## STATED GOAL
In the listing below, locate the lines that hold "data" and copy them.

Extracted records

-------------------------

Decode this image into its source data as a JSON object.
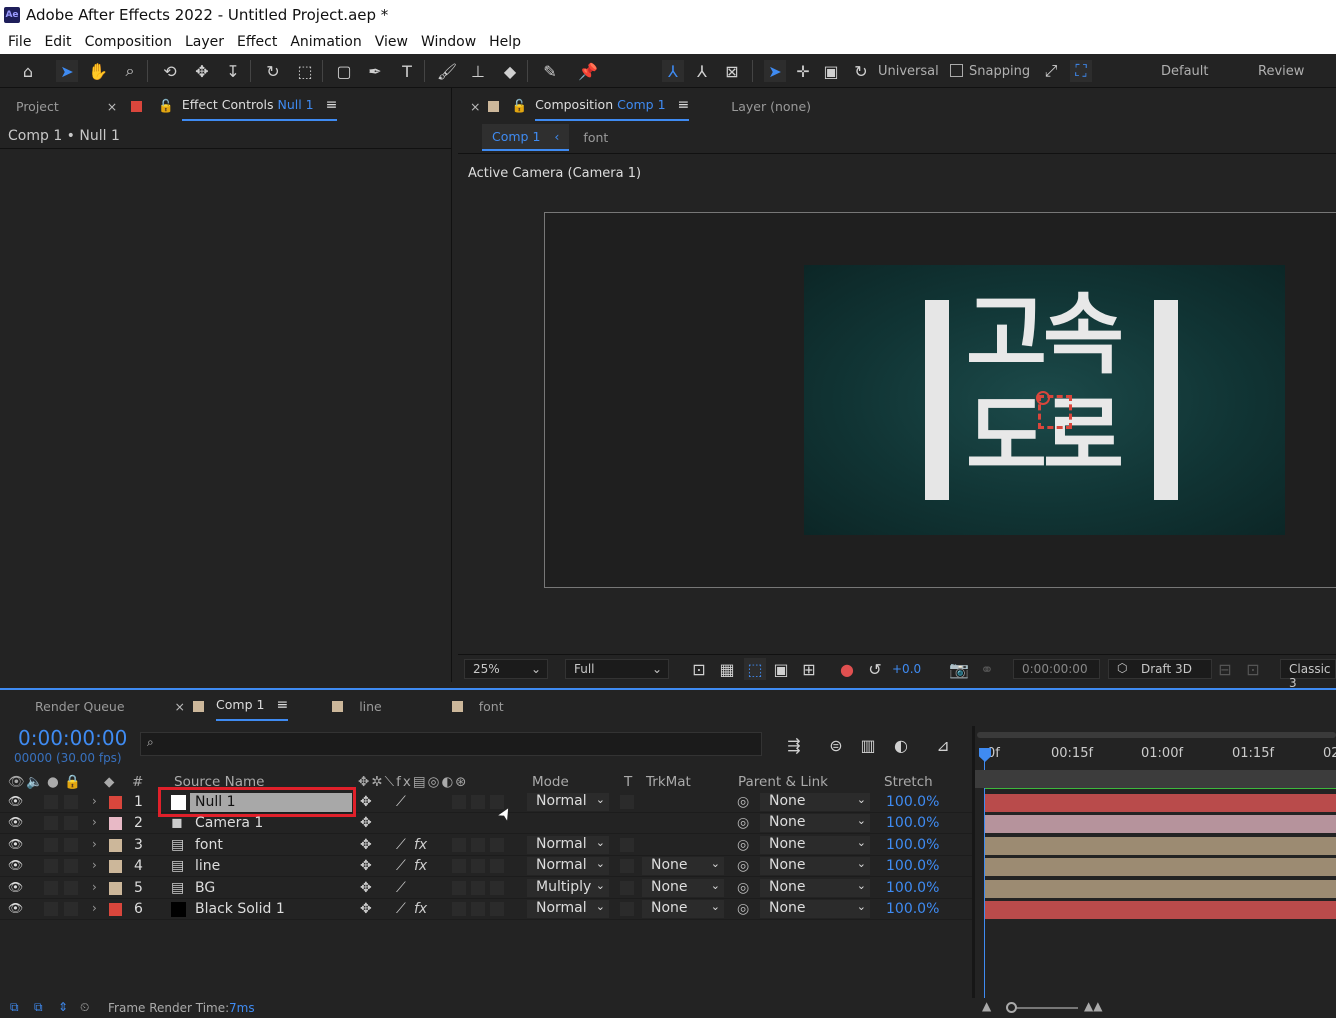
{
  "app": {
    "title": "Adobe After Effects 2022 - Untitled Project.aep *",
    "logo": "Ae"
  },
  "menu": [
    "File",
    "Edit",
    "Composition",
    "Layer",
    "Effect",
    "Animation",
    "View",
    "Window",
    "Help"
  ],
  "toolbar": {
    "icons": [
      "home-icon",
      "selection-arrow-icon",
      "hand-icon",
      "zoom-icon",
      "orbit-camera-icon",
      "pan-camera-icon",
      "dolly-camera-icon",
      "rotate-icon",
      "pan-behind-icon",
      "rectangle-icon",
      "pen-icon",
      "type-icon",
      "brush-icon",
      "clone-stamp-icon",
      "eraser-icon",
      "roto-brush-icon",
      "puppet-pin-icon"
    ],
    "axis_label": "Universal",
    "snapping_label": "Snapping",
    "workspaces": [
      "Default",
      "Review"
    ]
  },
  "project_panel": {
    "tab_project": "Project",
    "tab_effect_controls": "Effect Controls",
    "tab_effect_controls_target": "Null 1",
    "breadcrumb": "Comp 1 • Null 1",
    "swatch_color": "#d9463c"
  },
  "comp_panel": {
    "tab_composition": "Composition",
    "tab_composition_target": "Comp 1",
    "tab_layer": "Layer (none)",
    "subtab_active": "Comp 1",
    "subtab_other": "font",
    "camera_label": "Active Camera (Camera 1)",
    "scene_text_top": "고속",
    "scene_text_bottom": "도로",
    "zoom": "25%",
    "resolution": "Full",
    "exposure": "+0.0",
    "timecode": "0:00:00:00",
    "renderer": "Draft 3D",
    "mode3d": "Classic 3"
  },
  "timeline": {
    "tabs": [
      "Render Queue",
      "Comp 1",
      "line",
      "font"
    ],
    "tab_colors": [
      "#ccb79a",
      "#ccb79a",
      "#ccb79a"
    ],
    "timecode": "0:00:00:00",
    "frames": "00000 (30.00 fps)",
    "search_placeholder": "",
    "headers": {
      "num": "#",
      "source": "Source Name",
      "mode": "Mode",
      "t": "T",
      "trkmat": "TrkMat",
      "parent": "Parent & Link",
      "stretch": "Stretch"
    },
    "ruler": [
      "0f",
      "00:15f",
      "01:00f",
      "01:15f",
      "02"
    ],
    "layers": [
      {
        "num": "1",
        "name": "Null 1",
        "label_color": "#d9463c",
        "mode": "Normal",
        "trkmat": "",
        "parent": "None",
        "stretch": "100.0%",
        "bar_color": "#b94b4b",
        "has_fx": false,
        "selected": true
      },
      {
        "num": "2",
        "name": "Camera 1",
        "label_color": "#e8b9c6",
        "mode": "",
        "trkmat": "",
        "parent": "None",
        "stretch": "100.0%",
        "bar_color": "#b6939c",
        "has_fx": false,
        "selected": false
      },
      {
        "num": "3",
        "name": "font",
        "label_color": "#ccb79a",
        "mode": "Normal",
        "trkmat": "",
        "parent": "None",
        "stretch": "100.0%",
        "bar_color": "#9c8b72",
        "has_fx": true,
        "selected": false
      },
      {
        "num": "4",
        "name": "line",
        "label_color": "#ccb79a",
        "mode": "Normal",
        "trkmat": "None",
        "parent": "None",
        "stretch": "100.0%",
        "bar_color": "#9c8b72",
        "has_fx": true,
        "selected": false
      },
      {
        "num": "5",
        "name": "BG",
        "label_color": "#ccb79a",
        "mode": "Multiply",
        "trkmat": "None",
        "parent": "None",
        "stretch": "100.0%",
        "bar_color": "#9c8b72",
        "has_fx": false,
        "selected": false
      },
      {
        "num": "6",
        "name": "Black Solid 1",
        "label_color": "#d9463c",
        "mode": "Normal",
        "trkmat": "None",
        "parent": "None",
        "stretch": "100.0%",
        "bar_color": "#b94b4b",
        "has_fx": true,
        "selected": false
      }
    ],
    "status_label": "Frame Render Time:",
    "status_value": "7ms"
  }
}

-------------------------

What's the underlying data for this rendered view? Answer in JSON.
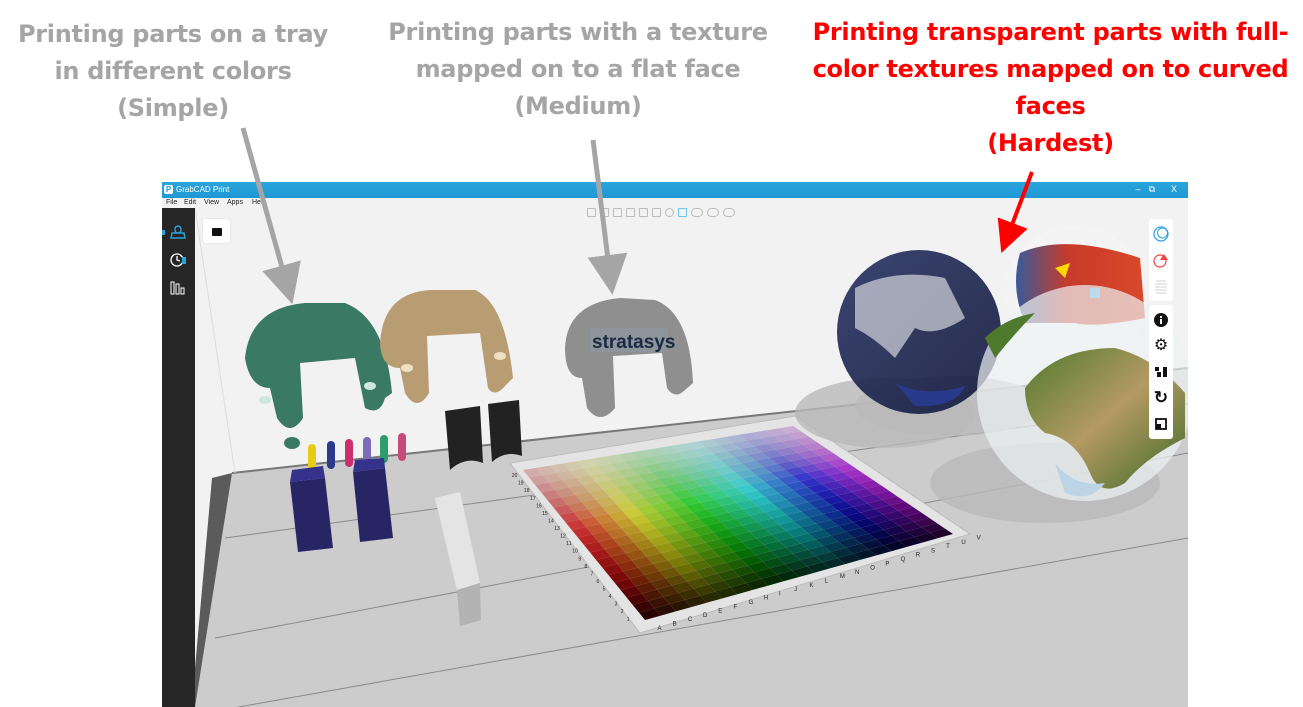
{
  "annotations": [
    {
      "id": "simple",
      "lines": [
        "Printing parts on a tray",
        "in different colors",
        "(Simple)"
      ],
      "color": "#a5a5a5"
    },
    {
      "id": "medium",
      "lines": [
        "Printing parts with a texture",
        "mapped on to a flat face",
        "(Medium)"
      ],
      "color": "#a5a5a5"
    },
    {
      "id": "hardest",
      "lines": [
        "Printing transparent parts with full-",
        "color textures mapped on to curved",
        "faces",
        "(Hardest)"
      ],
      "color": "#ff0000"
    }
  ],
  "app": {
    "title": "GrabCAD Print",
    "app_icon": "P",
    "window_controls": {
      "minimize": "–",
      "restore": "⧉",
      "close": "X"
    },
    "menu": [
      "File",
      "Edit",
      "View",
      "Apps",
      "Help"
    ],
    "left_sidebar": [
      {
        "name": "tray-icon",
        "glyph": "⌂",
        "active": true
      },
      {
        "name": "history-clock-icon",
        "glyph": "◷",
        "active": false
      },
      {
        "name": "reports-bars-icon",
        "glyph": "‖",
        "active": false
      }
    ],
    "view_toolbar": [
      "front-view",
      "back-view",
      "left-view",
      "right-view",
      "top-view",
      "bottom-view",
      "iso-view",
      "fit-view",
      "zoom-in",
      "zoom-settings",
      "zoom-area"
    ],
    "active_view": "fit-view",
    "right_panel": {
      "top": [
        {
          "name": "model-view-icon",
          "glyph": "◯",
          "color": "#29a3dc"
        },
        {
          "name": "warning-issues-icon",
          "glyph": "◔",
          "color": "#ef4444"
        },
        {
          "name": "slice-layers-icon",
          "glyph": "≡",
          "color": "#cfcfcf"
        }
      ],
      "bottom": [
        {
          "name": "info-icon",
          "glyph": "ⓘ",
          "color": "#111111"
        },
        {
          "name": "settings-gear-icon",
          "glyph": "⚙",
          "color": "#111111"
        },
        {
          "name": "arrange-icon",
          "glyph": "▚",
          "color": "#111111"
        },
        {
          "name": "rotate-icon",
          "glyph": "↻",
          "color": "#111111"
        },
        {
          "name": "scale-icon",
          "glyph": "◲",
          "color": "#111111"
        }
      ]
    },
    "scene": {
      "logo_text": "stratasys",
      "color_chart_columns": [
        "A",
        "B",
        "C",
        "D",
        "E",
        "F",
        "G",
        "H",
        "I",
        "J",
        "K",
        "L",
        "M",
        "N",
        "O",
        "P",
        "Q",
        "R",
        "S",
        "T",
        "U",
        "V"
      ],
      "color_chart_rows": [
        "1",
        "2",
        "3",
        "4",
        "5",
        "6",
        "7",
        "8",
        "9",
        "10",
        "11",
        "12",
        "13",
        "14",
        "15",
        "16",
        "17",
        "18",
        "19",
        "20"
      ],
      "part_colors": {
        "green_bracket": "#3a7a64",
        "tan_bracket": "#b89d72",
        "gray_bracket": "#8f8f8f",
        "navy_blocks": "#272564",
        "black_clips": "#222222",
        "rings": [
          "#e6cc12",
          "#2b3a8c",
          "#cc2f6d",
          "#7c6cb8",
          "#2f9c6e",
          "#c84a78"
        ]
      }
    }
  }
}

-------------------------

## REPLY TO THE EXERCISE
Decode this image into its source data as a JSON object.
What's the underlying data for this rendered view? Answer in JSON.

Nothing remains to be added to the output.